EXERCISE DETAILS: Write out the entries again exactly as they are given.

DATA TO PROCESS:
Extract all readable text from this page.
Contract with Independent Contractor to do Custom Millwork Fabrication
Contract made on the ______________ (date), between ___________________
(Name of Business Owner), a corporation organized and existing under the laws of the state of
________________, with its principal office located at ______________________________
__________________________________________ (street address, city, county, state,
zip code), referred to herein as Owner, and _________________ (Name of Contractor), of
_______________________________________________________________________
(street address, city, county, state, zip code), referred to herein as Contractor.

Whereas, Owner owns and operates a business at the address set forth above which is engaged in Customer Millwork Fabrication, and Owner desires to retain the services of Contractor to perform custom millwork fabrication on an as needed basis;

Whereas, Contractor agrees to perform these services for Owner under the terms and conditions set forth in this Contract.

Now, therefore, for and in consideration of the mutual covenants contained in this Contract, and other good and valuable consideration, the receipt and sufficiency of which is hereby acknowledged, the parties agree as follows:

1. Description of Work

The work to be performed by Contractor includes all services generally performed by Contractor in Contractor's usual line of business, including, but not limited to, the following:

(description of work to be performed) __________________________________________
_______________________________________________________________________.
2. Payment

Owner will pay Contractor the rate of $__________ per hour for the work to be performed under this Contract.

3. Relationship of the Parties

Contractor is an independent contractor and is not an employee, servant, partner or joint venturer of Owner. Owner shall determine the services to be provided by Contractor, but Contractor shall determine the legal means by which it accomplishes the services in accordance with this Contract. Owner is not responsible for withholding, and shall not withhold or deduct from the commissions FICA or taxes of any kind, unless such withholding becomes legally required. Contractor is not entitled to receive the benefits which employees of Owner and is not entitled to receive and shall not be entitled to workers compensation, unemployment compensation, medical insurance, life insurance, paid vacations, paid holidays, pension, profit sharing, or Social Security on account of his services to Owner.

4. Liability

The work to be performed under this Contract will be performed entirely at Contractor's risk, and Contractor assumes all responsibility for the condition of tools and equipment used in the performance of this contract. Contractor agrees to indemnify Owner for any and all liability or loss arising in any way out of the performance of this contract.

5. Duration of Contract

SOLUTION FOR THIS EXERCISE:
Extract all readable text from this page.
Contract with Independent Contractor to do Custom Millwork Fabrication
Contract made on the ______________ (date), between ___________________
(Name of Business Owner), a corporation organized and existing under the laws of the state of
________________, with its principal office located at ______________________________
__________________________________________ (street address, city, county, state,
zip code), referred to herein as Owner, and _________________ (Name of Contractor), of
_______________________________________________________________________
(street address, city, county, state, zip code), referred to herein as Contractor.

Whereas, Owner owns and operates a business at the address set forth above which is engaged in Customer Millwork Fabrication, and Owner desires to retain the services of Contractor to perform custom millwork fabrication on an as needed basis;

Whereas, Contractor agrees to perform these services for Owner under the terms and conditions set forth in this Contract.

Now, therefore, for and in consideration of the mutual covenants contained in this Contract, and other good and valuable consideration, the receipt and sufficiency of which is hereby acknowledged, the parties agree as follows:

1. Description of Work

The work to be performed by Contractor includes all services generally performed by Contractor in Contractor's usual line of business, including, but not limited to, the following:

(description of work to be performed) __________________________________________
_______________________________________________________________________.
2. Payment

Owner will pay Contractor the rate of $__________ per hour for the work to be performed under this Contract.

3. Relationship of the Parties

Contractor is an independent contractor and is not an employee, servant, partner or joint venturer of Owner. Owner shall determine the services to be provided by Contractor, but Contractor shall determine the legal means by which it accomplishes the services in accordance with this Contract. Owner is not responsible for withholding, and shall not withhold or deduct from the commissions FICA or taxes of any kind, unless such withholding becomes legally required. Contractor is not entitled to receive the benefits which employees of Owner and is not entitled to receive and shall not be entitled to workers compensation, unemployment compensation, medical insurance, life insurance, paid vacations, paid holidays, pension, profit sharing, or Social Security on account of his services to Owner.

4. Liability

The work to be performed under this Contract will be performed entirely at Contractor's risk, and Contractor assumes all responsibility for the condition of tools and equipment used in the performance of this contract. Contractor agrees to indemnify Owner for any and all liability or loss arising in any way out of the performance of this contract.

5. Duration of Contract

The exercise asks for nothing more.